Task details = Locate all lines with the word "Single". Copy them.
---
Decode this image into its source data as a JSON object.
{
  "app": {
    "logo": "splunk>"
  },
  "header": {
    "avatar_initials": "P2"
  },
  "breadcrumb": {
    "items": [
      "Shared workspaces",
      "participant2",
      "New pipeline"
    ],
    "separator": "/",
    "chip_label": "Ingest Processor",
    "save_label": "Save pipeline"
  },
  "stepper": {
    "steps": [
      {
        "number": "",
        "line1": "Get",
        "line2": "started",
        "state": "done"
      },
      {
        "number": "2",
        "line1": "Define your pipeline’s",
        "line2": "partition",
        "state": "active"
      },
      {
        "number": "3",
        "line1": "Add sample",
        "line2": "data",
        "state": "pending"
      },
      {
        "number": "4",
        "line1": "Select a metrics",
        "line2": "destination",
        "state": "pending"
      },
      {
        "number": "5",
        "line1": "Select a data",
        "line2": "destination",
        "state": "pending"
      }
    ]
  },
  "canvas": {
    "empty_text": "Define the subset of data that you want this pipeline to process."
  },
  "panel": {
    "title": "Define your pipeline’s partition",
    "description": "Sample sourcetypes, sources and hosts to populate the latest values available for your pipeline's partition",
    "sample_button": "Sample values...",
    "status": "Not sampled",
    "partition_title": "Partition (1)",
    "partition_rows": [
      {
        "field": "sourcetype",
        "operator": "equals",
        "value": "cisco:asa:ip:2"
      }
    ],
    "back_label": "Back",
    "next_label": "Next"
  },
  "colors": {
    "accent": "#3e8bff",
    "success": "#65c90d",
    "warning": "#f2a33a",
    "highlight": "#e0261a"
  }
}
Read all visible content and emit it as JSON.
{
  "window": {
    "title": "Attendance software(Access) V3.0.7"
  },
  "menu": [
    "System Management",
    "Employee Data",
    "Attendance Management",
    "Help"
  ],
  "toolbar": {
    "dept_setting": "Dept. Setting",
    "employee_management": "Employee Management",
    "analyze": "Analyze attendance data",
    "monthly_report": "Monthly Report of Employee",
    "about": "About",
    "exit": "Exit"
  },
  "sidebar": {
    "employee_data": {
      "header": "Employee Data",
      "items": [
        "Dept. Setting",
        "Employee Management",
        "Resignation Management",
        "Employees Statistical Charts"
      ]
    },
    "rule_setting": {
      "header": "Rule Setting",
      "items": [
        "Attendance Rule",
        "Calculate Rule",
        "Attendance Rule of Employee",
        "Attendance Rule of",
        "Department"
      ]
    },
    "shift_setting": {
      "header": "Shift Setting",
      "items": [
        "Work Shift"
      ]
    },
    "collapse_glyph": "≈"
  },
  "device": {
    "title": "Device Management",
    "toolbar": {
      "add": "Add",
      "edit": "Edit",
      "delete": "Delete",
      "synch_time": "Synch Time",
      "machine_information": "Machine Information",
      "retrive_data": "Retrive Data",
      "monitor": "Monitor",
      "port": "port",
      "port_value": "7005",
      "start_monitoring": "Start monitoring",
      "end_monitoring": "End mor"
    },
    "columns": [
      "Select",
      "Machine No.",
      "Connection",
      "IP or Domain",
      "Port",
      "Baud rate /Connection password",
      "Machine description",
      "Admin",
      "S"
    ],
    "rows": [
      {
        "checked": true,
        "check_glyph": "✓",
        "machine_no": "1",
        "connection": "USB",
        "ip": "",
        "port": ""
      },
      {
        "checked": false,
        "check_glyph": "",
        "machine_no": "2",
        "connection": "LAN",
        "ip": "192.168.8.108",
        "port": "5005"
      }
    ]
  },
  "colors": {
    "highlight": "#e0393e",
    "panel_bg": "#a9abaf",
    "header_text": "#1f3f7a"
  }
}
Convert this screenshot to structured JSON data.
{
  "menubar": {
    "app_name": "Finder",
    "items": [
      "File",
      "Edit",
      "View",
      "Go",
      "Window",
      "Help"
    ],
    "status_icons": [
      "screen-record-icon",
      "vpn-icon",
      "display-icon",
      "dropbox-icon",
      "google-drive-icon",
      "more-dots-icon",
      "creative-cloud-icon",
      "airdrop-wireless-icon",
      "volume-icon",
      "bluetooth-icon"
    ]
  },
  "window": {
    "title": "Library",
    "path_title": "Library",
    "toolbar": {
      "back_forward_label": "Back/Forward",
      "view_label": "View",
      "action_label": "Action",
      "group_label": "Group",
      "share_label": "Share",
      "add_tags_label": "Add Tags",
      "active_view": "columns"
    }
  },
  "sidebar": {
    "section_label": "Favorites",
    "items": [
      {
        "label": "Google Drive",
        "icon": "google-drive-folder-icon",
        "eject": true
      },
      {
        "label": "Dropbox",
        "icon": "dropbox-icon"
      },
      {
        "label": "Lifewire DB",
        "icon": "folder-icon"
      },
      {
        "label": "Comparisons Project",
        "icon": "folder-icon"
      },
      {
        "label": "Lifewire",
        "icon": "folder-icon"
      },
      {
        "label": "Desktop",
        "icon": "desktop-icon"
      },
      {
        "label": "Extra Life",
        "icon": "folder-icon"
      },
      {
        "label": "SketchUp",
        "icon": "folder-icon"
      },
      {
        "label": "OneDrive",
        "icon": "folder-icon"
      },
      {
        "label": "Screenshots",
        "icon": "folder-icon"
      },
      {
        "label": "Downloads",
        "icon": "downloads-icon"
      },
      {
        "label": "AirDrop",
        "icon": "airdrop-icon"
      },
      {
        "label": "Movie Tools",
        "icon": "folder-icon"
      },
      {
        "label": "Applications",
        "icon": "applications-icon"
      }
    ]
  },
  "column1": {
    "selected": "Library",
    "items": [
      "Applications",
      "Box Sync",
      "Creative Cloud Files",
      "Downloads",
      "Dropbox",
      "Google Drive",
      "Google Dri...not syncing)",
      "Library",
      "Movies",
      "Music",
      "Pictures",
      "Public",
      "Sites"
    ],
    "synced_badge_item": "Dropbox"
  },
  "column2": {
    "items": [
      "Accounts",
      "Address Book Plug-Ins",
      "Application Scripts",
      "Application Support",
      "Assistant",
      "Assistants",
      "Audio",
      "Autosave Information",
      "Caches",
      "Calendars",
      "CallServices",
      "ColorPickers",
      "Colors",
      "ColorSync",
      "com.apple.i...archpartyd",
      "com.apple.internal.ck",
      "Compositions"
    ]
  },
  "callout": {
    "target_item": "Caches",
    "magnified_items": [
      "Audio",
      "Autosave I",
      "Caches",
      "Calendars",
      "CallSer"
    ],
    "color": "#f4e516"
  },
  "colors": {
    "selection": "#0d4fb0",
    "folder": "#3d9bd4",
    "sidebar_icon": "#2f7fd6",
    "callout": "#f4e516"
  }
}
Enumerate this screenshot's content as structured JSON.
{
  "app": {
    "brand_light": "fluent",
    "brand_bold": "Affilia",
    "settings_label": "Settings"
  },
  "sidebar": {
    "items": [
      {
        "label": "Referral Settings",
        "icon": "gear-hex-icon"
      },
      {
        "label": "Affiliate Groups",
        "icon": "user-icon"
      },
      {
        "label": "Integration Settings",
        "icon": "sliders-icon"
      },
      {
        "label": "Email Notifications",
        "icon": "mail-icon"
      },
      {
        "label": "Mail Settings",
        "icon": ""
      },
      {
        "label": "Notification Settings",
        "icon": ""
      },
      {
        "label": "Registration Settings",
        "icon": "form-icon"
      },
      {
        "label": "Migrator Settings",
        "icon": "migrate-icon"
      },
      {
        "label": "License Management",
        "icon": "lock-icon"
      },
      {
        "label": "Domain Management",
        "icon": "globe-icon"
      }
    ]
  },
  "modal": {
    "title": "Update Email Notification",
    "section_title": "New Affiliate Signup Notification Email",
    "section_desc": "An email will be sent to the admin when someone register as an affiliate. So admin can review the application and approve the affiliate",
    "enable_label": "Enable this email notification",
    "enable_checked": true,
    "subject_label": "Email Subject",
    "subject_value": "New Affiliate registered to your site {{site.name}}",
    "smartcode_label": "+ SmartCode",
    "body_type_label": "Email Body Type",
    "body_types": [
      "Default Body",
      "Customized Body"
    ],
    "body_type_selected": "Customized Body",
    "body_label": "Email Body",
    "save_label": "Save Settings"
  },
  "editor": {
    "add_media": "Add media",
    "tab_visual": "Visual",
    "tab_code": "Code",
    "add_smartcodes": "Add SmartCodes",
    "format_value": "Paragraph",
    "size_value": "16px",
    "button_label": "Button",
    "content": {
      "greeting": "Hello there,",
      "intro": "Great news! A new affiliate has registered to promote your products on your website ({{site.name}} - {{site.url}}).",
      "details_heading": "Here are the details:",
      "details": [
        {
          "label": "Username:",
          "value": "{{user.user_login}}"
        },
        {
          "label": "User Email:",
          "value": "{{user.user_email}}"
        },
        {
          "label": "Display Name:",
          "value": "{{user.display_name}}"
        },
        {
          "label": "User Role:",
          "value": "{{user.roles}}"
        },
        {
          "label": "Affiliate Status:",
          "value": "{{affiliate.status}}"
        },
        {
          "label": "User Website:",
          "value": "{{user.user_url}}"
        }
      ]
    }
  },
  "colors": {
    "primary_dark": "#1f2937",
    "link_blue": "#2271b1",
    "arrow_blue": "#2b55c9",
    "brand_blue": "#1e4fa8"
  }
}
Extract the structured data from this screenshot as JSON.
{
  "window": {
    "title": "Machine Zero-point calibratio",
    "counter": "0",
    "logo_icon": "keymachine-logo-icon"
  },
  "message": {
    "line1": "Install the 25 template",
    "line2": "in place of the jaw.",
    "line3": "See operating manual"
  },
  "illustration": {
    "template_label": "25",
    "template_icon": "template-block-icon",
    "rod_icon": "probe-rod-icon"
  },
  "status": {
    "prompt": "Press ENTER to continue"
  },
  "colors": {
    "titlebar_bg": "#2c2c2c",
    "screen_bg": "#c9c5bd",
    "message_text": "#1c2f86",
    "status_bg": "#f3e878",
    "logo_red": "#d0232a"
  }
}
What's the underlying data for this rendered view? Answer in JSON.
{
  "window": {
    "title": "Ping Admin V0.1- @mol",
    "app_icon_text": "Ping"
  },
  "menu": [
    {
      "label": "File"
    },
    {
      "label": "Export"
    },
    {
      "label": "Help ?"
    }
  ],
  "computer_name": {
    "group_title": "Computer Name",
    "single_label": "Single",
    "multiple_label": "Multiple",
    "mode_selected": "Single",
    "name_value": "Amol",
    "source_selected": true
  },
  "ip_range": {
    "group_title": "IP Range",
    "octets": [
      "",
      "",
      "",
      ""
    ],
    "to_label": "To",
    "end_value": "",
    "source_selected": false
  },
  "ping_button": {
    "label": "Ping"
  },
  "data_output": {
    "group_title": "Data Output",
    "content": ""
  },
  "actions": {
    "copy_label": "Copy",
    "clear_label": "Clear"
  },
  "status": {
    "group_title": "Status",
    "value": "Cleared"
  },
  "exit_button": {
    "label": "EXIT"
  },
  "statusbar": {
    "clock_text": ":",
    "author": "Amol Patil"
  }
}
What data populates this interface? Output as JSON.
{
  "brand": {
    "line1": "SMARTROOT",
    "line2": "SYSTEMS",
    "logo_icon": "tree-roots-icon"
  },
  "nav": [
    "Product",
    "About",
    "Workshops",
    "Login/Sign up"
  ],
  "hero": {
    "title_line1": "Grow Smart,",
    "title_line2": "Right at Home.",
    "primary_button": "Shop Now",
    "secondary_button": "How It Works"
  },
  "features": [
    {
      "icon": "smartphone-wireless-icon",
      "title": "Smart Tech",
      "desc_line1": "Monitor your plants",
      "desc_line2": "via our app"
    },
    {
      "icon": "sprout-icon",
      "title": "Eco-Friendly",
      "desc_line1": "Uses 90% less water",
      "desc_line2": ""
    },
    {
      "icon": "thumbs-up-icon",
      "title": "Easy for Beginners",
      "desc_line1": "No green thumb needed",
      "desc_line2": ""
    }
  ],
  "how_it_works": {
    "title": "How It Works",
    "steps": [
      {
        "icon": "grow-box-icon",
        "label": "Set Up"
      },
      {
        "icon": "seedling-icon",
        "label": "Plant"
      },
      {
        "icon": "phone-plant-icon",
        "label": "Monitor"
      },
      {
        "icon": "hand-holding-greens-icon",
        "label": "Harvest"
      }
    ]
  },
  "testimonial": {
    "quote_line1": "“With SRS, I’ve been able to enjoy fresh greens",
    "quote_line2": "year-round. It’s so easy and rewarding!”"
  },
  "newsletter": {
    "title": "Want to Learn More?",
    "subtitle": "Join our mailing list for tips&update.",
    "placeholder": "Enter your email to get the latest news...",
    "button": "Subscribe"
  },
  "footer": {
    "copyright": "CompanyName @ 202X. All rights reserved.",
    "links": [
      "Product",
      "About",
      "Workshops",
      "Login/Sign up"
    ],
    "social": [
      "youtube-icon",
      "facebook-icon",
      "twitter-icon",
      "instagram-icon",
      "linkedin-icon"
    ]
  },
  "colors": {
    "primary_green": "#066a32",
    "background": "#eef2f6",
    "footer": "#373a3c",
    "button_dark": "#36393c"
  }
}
---
The answer =
    "single_label": "Single",
    "mode_selected": "Single",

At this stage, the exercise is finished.